Short task >> From the post on information's economic value, list every intangible asset or value it says companies already put a value on.

#### Text

Archive for the information asset management & valuation Category

Evidence of Information’s Tangible Economic Value

Posted in information asset management & valuation with tags , , , , , , , , on 2014 Aug 29 by Douglas Laney

Nearly every business executive I speak with acknowledges that information has value and is a “critical corporate asset.” Yet scant few measure its value as if it were one. In our recent probe into information-centric companies, we learned that while we value plenty of amorphous or intangible assets including patents, trademarks and copyrights, and even have a formal fudge-factor for indiscernible corporate value: goodwill.  However, the gatekeepers of GAAP (generally accepted accounting principles) continue to deny asset class status to data, organizations that treat it like an asset, garner more shareholder value.

Information as an Asset?

########
#### Records supplied

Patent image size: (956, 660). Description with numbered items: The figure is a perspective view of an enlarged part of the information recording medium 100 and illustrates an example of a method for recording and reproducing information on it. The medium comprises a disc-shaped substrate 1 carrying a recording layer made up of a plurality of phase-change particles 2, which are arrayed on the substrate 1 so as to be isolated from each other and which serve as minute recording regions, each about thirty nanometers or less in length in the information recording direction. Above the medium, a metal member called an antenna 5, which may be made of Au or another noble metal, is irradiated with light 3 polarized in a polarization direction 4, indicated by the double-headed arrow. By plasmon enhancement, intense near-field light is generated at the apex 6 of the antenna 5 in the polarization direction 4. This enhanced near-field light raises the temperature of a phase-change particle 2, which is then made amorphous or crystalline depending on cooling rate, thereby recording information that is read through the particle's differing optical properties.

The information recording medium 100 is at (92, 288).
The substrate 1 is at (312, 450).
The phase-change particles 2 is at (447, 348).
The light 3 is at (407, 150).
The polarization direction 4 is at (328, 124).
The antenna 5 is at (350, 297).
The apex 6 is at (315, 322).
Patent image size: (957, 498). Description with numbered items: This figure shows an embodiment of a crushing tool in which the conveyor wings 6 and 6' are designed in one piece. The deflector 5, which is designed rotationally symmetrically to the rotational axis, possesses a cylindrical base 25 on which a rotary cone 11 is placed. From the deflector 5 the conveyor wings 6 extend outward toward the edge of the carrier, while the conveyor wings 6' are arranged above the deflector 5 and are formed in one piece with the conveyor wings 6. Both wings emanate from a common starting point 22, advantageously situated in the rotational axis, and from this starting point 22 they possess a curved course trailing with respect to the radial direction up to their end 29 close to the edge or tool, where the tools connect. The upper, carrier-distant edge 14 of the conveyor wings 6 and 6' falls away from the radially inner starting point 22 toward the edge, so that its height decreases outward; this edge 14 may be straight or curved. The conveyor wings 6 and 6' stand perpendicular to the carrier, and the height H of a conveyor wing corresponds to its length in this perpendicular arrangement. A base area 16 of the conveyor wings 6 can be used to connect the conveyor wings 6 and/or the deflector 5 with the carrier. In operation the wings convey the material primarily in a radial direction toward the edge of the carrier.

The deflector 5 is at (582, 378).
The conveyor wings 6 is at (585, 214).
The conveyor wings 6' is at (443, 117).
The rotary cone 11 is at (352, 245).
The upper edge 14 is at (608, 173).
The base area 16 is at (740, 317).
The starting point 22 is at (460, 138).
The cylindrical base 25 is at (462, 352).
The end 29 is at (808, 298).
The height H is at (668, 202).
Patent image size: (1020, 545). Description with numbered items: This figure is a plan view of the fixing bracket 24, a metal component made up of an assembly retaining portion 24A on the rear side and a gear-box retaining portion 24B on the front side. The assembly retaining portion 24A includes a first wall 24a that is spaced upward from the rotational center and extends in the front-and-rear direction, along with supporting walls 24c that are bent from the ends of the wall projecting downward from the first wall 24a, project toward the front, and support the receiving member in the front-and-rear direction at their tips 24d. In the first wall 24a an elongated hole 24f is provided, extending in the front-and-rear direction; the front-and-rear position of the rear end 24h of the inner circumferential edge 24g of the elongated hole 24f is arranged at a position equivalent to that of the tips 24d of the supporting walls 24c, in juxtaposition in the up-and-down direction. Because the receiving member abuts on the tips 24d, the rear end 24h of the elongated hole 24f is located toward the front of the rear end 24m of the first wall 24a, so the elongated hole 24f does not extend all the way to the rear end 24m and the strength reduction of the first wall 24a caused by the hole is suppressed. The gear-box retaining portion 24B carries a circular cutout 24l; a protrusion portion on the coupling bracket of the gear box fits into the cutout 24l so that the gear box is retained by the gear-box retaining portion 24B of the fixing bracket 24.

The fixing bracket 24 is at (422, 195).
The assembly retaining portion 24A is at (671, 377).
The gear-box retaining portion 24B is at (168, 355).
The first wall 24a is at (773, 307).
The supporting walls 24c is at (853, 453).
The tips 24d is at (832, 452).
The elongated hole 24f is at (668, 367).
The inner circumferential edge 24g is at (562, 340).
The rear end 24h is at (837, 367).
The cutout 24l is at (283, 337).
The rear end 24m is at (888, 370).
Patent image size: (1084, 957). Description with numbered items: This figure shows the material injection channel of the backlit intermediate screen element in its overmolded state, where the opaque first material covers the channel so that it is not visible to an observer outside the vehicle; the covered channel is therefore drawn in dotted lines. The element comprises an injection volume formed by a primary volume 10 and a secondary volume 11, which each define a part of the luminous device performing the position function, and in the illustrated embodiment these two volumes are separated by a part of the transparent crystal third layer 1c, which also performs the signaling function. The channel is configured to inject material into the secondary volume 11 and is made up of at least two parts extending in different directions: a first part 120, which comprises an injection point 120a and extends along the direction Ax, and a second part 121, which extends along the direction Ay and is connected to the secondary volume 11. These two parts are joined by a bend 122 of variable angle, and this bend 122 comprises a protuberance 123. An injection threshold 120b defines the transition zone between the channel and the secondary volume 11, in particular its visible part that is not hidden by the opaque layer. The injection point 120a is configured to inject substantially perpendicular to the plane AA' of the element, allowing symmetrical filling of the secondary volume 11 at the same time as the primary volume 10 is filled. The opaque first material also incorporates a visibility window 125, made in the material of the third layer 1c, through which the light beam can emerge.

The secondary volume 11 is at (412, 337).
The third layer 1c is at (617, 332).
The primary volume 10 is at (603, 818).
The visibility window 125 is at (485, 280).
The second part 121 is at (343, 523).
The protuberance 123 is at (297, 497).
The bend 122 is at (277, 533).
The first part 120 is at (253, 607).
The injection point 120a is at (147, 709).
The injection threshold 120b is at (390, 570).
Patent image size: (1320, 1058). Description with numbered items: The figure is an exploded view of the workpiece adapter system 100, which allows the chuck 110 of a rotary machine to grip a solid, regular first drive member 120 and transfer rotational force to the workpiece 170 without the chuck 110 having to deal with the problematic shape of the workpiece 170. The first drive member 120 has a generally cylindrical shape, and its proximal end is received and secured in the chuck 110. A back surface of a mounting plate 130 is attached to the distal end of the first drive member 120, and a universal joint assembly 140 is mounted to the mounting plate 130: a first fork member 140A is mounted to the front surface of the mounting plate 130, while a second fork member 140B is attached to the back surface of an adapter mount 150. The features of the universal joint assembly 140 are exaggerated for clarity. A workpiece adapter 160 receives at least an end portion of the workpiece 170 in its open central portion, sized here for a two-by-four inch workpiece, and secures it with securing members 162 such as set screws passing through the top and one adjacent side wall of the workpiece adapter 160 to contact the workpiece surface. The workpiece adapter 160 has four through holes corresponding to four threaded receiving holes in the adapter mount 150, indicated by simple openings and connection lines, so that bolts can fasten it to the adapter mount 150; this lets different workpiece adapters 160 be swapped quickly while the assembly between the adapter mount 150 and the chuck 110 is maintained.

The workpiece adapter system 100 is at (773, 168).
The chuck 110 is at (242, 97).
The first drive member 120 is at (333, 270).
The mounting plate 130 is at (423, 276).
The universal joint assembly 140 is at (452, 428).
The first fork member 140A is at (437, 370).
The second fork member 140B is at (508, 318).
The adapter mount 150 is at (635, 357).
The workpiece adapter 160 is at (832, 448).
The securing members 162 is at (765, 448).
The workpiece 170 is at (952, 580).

########

Answer below >> Patents, trademarks, copyrights, goodwill